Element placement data
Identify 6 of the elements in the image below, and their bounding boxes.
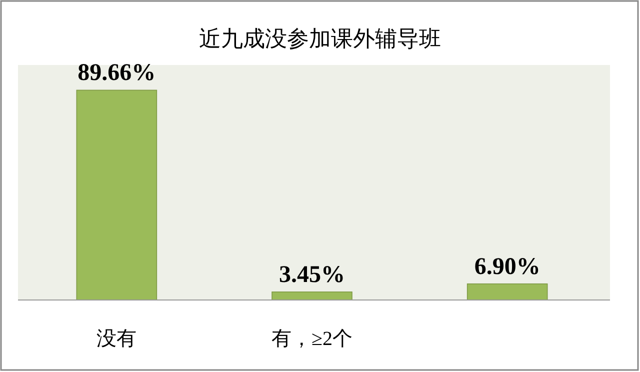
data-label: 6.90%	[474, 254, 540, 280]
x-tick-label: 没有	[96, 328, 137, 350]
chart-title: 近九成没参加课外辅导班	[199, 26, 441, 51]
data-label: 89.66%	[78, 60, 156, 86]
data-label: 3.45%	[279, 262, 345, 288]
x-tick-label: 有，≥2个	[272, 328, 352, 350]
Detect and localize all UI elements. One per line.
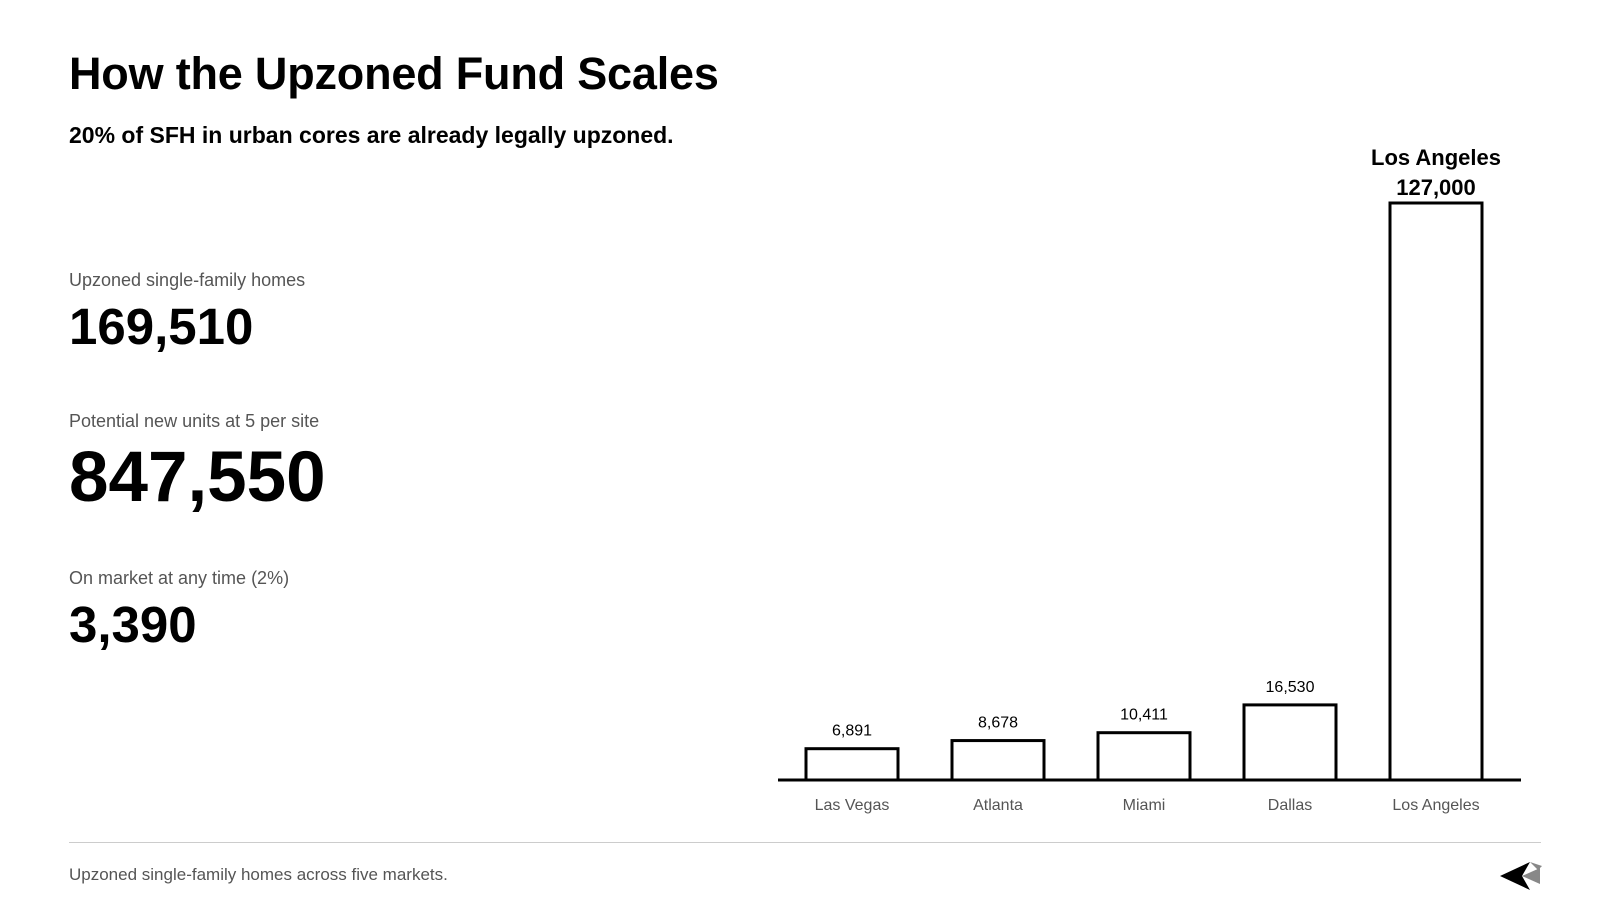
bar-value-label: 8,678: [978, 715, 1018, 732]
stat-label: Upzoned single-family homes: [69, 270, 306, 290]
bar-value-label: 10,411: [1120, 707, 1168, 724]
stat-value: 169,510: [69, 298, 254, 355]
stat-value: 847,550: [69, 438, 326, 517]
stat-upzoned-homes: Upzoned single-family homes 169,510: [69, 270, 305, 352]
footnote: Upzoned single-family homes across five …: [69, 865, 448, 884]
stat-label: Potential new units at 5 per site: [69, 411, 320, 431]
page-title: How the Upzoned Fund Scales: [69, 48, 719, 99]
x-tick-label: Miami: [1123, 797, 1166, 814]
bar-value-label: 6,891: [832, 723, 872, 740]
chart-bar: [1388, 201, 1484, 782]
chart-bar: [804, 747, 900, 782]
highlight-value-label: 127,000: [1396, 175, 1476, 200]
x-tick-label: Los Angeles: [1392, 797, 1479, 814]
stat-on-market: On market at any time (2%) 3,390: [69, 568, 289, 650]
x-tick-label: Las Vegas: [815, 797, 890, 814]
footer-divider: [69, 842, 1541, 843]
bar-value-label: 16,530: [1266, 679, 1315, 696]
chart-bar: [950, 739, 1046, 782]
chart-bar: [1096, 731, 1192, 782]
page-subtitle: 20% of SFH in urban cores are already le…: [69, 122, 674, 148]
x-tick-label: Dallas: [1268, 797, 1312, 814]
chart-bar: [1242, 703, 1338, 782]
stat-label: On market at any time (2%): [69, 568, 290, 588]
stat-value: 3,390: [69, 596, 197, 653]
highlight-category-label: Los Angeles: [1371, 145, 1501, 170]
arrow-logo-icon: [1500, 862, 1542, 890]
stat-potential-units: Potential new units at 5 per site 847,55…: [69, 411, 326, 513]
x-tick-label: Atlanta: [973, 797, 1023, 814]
---
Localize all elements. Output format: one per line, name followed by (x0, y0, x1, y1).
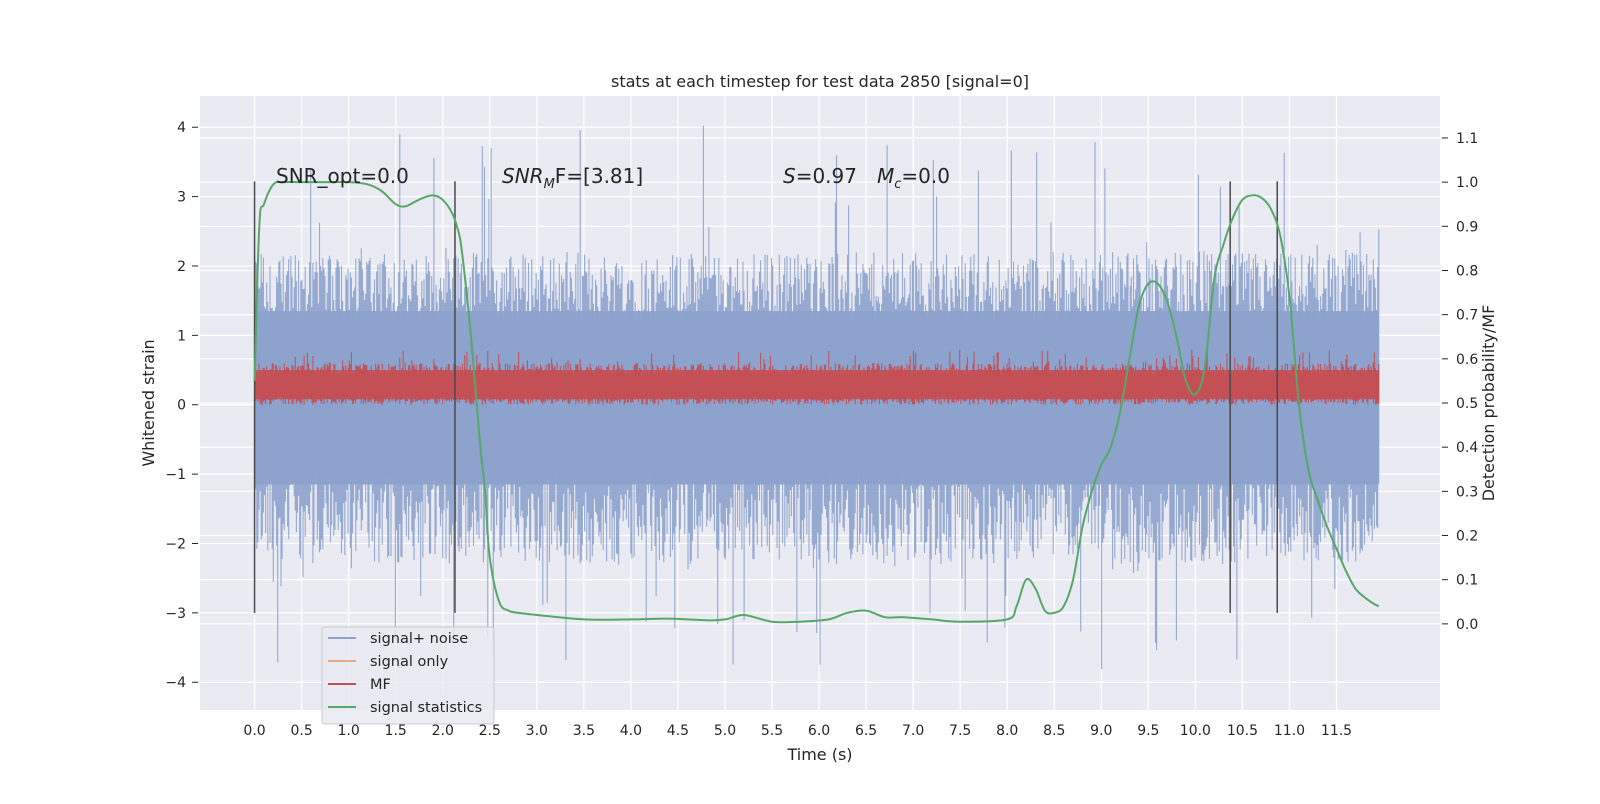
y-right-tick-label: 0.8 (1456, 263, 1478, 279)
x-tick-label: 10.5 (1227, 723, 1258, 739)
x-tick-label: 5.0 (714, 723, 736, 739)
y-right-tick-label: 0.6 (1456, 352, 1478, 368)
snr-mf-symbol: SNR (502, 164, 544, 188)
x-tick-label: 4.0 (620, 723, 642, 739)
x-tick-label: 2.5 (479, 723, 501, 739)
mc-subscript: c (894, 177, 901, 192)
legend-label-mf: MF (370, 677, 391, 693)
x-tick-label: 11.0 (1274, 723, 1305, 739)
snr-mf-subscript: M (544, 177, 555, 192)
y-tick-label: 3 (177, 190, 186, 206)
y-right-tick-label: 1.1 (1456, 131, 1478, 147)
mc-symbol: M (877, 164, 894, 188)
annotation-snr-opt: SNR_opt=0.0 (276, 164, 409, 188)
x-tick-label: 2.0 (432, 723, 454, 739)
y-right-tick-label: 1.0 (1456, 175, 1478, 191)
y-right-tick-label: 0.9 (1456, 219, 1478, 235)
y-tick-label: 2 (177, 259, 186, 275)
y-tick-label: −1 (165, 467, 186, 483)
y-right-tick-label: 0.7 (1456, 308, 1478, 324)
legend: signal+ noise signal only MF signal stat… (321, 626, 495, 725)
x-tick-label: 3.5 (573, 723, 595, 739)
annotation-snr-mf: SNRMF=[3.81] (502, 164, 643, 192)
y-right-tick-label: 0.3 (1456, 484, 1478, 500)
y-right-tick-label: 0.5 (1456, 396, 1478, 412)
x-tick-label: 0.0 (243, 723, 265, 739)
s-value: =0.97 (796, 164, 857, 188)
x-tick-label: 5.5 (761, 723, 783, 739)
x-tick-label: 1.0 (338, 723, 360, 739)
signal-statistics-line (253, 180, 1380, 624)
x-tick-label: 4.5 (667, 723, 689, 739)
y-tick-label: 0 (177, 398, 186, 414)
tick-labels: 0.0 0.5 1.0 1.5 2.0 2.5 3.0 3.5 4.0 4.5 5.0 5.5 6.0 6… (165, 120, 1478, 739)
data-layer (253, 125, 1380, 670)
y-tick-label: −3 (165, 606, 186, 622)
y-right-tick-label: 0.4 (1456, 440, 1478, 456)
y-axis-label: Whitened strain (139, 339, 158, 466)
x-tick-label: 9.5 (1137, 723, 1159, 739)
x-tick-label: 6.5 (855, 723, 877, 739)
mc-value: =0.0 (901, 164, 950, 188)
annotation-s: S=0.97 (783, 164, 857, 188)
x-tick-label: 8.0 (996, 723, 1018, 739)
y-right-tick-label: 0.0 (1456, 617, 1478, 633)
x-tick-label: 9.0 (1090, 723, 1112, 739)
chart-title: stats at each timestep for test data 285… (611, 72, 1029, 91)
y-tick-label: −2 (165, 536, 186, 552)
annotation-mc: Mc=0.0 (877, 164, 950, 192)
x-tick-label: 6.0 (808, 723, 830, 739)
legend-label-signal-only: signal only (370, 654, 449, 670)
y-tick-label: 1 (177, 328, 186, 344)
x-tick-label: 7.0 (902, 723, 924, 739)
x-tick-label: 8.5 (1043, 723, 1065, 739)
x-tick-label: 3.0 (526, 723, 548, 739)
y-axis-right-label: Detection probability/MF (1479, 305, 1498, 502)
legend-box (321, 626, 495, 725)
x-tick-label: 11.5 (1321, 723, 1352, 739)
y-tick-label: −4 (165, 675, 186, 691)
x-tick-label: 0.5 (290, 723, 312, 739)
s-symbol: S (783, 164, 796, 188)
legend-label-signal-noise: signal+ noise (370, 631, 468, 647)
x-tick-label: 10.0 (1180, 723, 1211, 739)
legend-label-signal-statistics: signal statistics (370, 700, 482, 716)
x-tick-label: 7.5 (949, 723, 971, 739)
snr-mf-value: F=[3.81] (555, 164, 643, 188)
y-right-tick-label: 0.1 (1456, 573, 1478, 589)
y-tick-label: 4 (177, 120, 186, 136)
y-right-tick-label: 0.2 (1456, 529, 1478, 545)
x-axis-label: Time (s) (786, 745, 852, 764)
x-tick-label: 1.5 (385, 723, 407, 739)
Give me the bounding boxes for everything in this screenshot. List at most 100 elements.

▶ WHAT THE EXERCISE ASKS
Retype the records line for line, beginning at the line that contains "Identify 6 of" and stopping after the line that contains "Detect and localize". Omit the pictures from your answer.

▶ SOLUTION TO THIS TASK
Identify 6 of the elements in the image below, and their bounding boxes.
data-label: 6.90%	[474, 254, 540, 280]
x-tick-label: 没有	[96, 328, 137, 350]
chart-title: 近九成没参加课外辅导班	[199, 26, 441, 51]
data-label: 89.66%	[78, 60, 156, 86]
data-label: 3.45%	[279, 262, 345, 288]
x-tick-label: 有，≥2个	[272, 328, 352, 350]
Detect and localize all UI elements. One per line.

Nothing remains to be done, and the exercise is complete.